Exercises |
#1 Answer these questions from the OpenCHAMI boot profile proposal below, one line each:
(a) Under which category is the decision filed?
(b) What query string does a node use to request a named profile?
(c) According to the non-goals, what role do SMD groups and partitions keep?
#2 Reproduce word for word the passage of the OpenCHAMI boot profile proposal below, starting with "- Full-featured health" and going on through "an inventory/tenancy primitive.".

##### Source document #####

-
Notifications
You must be signed in to change notification settings - Fork 0
Description
Decision Goal
Proceed with development of node-service with updates to existing services to support boot profiles.
Category
Architecture
Stakeholders / Affected Areas
No response
Decision Needed By
No response
Problem Statement
Summary
We will introduce a profile dimension across OpenCHAMI’s config/boot surfaces so admins can GitOps-manage multiple versions of cluster configuration (e.g., per-branch “profiles”) and have nodes request either the default or a named profile via ?profile=<name>.
We will implement this in phases by:
- extending metadata-service and boot-service to store/serve profile-scoped resources and to default cleanly when
profileis absent, - creating a node-service (node shim) that presents a coherent Node API over SMD + boot-service + metadata-service and owns NodeSet resolution, and
- adding ProfileBinding (+ optional Campaign) to decouple “config intent” from SMD group membership while preserving compatibility.
Problem statement
Today, SMD is the de facto source of node identity and (often) group membership, while metadata-service holds richer configuration context (templates, precedence, composition) and boot services hold boot parameters. SMD groups/partitions are useful inventory primitives, but using them as the primary “config grouping” creates friction when admins want:
- multiple versions of config (branch profiles),
- clear config precedence and composition,
- temporary or targeted overrides without mutating inventory group membership,
- a single “Node API” view that explains what a node will receive at boot.
SMD explicitly supports grouping/partitioning, and that’s valuable for inventory/tenancy, but it is not the same thing as configuration intent. ([OpenCHAMI]1)
Goals
-
Add a profile selector to the boot/config request path:
- no
profile→ serve default ?profile=name→ serve named profile (if present; fallback policy is configurable)
- no
-
Keep Git integration out of band: external GitOps tooling creates/updates profile-scoped resources via APIs.
-
Provide a node-centric API surface (node-service) that composes:
- inventory (SMD),
- boot parameters (boot-service),
- cloud-init metadata composition (metadata-service).
-
Introduce a clean mechanism to bind nodes (or NodeSets) to profiles without relying on mutating SMD group membership for config purposes.
Non-goals (initially)
- Embedding Git operations (clone/pull/webhooks) into OpenCHAMI services.
- Full-featured health checks/agent acknowledgements for rollout gates (can be added later).
- Replacing SMD groups/partitions; they remain an inventory/tenancy primitive.
Background and current capabilities
- metadata-service is a Fabrica-based cloud-init metadata server that serves NoCloud(-Net) metadata endpoints, renders group configs from templates, and integrates with SMD (or mock clients). ([GitHub]2)

##### Provided information #####

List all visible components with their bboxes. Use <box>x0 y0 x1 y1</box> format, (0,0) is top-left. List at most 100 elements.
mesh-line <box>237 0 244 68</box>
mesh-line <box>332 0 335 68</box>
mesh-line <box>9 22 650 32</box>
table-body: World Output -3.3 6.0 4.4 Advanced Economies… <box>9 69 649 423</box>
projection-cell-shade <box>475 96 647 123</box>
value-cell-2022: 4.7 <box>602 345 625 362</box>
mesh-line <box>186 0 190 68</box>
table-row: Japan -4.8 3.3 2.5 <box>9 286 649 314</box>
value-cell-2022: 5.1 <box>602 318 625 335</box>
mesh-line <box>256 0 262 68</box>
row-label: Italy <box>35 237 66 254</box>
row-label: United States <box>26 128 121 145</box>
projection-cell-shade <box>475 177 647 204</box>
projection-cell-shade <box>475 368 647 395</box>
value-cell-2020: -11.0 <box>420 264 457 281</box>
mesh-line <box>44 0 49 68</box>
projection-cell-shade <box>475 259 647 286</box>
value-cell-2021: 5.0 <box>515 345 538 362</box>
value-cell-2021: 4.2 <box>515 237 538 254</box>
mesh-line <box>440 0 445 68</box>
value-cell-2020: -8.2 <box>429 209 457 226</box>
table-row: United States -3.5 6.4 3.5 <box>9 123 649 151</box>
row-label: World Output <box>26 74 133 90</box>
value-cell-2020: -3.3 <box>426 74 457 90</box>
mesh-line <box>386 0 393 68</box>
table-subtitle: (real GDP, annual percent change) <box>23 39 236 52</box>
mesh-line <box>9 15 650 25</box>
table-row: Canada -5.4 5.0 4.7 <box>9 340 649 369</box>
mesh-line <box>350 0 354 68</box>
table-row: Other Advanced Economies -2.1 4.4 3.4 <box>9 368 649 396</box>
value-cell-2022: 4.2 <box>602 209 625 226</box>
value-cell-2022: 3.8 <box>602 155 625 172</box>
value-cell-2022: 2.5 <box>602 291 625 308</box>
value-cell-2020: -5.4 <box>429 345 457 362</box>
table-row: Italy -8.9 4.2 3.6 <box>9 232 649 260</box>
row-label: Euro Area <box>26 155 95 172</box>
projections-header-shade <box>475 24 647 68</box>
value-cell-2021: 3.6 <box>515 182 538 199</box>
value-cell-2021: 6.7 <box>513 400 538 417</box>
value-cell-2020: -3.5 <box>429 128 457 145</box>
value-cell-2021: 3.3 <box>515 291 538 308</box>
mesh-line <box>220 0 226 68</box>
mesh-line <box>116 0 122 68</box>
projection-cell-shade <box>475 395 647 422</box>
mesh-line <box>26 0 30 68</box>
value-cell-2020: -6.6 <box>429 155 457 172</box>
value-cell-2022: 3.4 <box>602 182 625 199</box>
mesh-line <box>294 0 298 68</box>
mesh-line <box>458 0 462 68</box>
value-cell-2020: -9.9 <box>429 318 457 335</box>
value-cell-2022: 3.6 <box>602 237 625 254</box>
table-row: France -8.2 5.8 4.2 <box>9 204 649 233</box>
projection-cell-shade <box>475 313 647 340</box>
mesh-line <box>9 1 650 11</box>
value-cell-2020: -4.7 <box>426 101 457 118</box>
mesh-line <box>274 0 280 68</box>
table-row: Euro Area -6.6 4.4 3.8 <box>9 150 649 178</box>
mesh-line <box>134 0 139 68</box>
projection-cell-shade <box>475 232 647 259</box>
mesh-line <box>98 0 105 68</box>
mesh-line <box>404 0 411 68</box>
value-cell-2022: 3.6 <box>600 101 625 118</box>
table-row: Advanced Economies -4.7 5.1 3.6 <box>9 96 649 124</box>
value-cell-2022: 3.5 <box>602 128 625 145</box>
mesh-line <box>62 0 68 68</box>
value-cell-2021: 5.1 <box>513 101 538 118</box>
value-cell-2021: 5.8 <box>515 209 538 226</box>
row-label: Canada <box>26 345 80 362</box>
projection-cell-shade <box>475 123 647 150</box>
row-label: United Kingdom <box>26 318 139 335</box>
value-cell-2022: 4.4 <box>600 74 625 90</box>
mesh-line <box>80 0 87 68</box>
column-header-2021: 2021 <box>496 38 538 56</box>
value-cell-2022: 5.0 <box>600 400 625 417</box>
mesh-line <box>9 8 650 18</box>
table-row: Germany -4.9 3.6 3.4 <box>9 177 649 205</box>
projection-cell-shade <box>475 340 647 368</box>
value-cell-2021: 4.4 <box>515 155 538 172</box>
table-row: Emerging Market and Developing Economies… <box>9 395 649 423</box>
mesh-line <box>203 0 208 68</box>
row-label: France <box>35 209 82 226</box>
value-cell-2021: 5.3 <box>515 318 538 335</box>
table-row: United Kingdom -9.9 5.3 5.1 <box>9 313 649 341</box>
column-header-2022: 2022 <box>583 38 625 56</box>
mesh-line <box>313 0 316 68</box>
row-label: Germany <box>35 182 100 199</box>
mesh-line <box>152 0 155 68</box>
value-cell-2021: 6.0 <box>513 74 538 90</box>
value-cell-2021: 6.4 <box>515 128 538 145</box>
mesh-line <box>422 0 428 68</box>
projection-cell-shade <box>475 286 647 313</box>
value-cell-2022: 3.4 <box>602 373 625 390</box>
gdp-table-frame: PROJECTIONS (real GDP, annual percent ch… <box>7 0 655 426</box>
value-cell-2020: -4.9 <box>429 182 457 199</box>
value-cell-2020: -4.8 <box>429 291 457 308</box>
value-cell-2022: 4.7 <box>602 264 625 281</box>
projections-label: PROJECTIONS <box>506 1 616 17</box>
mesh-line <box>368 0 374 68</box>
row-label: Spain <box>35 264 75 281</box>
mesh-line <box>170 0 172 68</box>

#####

Solutions to each task |
#1
(a) Architecture
(b) ?profile=<name>
(c) They remain an inventory/tenancy primitive.

#2
- Full-featured health checks/agent acknowledgements for rollout gates (can be added later).
- Replacing SMD groups/partitions; they remain an inventory/tenancy primitive.